### Data entries for graphics
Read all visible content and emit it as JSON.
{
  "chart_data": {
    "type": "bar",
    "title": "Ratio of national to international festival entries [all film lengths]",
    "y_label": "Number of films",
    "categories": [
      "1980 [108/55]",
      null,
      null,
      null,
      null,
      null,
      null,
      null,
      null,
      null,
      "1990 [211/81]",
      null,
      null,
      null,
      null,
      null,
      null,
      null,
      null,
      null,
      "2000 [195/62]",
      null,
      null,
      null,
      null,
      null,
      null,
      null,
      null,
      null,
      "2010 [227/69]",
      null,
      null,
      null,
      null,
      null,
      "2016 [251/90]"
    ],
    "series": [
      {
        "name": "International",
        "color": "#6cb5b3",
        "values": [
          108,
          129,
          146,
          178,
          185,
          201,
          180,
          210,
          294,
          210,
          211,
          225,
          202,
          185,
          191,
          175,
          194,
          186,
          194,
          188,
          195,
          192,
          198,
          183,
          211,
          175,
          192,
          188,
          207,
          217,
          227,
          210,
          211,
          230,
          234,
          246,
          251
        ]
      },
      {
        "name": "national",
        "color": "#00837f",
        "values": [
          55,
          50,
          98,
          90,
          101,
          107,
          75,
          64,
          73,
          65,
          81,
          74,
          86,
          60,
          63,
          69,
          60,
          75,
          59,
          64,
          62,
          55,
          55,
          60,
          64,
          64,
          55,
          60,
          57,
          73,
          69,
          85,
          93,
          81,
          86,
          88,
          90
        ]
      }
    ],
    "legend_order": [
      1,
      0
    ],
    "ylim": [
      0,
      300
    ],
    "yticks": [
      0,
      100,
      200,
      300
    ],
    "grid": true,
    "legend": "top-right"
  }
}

--

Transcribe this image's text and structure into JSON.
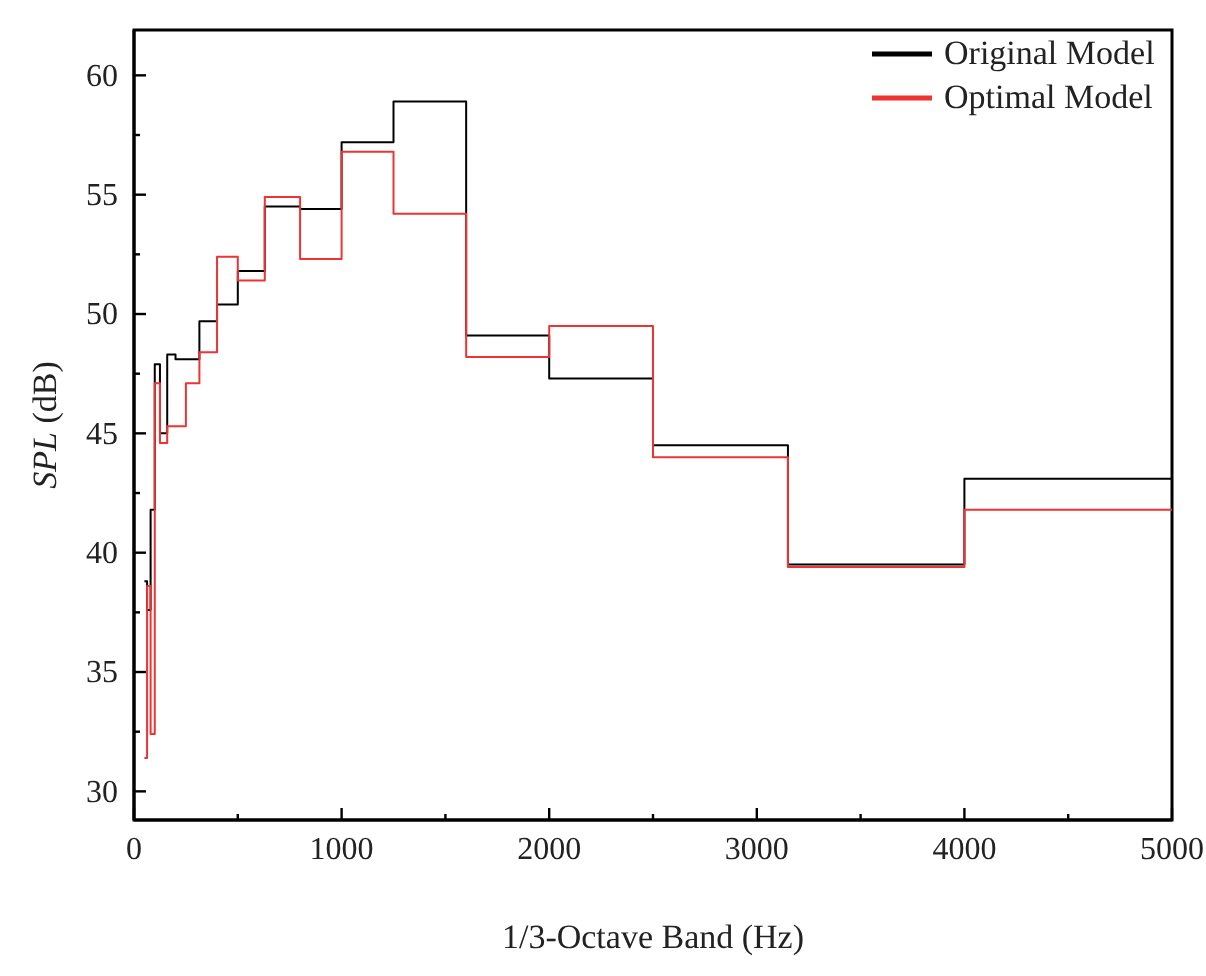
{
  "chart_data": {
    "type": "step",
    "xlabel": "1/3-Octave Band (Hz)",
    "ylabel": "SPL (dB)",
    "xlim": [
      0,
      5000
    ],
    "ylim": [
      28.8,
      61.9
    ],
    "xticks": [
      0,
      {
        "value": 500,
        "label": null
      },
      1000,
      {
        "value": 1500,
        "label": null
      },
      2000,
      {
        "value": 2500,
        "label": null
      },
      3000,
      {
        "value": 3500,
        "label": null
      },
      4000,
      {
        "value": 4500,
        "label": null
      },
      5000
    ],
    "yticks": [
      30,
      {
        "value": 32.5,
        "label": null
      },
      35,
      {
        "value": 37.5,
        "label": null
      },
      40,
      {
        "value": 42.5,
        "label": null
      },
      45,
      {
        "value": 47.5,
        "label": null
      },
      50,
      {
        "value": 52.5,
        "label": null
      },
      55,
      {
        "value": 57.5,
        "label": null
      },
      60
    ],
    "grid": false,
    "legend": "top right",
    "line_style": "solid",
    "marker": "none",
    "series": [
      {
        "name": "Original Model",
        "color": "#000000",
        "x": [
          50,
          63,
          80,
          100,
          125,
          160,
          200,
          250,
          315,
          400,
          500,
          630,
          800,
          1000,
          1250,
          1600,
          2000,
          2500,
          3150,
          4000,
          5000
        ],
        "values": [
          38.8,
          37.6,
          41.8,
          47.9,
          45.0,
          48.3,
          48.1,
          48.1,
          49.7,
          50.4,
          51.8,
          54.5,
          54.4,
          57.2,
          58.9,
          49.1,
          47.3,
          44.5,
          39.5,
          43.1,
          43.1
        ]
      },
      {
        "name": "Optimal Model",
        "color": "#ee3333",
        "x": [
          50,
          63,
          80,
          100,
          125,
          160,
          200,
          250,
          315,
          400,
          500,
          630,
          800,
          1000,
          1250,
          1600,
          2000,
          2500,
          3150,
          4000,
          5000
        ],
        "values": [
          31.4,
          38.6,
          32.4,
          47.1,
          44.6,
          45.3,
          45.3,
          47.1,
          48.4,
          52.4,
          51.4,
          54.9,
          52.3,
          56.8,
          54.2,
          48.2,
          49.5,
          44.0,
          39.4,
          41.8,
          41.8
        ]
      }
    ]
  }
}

...

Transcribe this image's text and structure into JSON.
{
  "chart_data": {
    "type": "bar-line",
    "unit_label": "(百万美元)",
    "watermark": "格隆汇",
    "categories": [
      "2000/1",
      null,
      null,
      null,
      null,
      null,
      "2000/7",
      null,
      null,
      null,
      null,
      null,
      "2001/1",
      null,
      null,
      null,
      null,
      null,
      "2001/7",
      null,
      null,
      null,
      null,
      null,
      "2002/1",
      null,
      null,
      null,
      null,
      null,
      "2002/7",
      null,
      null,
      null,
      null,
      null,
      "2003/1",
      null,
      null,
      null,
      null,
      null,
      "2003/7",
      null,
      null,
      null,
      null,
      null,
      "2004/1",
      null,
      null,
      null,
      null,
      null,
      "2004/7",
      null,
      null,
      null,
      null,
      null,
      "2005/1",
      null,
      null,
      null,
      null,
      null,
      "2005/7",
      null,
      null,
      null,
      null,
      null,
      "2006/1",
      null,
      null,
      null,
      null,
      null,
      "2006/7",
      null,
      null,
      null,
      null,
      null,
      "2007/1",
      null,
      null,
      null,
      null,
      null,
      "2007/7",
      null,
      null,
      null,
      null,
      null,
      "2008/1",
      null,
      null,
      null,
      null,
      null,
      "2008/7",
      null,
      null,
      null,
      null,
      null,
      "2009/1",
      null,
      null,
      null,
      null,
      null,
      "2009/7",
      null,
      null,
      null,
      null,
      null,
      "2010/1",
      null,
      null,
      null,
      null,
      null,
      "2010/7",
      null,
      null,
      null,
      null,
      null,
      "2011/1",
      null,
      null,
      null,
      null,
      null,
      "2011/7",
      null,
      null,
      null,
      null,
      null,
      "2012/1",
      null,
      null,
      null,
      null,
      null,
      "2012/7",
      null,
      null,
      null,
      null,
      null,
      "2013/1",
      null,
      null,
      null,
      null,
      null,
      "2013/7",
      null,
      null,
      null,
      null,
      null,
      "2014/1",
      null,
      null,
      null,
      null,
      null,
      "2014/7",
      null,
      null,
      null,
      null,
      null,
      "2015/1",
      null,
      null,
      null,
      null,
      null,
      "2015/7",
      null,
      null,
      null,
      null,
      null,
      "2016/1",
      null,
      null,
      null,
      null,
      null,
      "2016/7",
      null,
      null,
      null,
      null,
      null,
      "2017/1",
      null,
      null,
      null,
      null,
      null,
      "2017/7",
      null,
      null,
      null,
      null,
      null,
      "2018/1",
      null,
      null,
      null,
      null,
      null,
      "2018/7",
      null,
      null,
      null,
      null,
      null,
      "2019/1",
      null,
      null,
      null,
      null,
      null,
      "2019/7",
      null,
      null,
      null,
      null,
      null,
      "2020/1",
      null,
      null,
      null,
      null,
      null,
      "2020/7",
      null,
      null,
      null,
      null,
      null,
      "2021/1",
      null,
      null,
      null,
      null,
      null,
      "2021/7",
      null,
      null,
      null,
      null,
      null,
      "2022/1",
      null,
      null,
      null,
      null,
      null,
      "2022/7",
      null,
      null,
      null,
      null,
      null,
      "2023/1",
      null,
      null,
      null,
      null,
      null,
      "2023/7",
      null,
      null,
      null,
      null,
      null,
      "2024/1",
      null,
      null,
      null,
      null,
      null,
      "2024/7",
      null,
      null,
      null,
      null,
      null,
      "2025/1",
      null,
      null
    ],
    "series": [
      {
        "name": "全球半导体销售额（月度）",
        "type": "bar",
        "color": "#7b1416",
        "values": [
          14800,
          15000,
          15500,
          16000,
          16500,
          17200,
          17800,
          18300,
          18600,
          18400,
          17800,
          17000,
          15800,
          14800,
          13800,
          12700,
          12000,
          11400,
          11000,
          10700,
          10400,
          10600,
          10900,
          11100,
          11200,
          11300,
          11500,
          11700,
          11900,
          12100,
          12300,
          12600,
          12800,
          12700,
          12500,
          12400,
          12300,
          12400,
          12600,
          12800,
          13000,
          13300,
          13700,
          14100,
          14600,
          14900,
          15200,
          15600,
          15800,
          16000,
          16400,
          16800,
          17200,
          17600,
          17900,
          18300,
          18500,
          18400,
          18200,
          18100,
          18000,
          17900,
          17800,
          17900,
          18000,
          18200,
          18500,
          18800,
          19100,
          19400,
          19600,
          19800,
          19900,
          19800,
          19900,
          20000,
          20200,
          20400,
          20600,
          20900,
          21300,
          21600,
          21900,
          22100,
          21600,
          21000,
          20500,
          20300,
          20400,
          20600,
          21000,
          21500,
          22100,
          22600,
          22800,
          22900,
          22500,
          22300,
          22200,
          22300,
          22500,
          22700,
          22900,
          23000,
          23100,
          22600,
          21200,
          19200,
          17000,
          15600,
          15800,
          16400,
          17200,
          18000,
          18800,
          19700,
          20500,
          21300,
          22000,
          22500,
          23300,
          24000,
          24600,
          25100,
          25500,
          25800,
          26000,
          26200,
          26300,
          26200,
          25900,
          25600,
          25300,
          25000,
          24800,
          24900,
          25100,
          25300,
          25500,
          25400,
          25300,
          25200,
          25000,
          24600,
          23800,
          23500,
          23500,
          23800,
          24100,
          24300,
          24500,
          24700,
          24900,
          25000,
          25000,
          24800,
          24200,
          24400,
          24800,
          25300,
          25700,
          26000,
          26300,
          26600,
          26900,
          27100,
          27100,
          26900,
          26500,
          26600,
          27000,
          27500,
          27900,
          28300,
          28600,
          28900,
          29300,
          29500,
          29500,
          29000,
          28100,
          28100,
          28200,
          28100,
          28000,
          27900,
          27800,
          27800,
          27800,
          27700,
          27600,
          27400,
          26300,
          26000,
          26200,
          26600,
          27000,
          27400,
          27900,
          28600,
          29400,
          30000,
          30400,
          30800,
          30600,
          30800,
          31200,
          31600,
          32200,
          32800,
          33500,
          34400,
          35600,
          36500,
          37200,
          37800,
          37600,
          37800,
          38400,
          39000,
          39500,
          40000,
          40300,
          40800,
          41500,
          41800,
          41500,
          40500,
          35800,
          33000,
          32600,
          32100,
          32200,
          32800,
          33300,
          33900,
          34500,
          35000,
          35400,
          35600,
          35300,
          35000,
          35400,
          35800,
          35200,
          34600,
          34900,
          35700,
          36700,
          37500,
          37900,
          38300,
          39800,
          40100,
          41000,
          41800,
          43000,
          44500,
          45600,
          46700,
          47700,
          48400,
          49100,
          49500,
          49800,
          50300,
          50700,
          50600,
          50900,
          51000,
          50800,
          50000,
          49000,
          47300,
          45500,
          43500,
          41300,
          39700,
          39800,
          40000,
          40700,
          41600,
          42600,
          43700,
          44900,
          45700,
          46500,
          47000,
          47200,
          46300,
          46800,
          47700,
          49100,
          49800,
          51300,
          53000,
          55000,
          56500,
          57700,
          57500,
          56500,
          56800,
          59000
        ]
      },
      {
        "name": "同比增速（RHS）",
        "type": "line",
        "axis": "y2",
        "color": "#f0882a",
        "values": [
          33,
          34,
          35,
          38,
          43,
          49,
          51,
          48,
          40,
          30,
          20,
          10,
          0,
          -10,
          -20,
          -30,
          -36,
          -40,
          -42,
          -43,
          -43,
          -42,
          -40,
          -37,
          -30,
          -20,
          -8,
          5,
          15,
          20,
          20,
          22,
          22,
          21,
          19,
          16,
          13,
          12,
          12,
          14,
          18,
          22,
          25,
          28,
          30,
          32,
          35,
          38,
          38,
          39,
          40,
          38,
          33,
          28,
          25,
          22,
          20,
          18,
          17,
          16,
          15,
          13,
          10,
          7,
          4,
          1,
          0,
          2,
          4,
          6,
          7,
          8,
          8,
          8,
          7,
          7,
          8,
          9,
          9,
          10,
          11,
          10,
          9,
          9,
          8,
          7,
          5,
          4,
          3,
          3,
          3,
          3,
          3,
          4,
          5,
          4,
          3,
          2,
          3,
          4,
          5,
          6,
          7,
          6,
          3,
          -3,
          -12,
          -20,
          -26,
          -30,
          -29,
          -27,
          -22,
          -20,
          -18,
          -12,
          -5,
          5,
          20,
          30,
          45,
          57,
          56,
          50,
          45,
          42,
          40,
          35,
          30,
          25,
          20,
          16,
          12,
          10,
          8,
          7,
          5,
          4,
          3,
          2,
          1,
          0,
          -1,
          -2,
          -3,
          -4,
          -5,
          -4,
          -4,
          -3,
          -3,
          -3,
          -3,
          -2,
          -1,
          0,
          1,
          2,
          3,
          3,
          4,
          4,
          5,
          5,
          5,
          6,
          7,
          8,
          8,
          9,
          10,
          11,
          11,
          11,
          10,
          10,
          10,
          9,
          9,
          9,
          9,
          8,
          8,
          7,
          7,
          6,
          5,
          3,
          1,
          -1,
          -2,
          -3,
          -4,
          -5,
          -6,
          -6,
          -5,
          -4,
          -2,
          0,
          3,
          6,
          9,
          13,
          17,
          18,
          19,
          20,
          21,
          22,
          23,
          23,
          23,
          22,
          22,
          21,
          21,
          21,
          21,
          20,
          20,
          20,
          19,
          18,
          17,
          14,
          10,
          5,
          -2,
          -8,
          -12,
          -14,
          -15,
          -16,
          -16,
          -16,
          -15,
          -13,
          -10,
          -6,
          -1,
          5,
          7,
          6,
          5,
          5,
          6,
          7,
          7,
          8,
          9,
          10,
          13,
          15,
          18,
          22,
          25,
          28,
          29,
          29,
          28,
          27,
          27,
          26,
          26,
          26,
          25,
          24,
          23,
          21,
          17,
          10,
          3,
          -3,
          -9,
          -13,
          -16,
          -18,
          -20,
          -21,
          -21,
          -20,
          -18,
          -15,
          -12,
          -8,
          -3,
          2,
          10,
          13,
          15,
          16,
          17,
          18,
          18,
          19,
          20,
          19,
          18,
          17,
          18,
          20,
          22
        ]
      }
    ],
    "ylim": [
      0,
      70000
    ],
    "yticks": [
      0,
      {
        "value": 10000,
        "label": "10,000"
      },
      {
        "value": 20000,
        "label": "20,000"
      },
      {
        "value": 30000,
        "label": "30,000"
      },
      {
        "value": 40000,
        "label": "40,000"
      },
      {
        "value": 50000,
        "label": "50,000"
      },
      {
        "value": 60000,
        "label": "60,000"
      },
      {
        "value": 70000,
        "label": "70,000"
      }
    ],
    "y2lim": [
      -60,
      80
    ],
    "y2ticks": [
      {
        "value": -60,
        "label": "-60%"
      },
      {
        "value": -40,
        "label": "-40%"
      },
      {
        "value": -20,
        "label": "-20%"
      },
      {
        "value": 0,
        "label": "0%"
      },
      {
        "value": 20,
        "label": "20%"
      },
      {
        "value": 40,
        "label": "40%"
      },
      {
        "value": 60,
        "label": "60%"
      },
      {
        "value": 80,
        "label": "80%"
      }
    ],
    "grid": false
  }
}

### WHAT IS EXPECTED
Copy all the lines above that hold the string "Model".

### FULL SOLUTION
        "name": "Original Model",
        "name": "Optimal Model",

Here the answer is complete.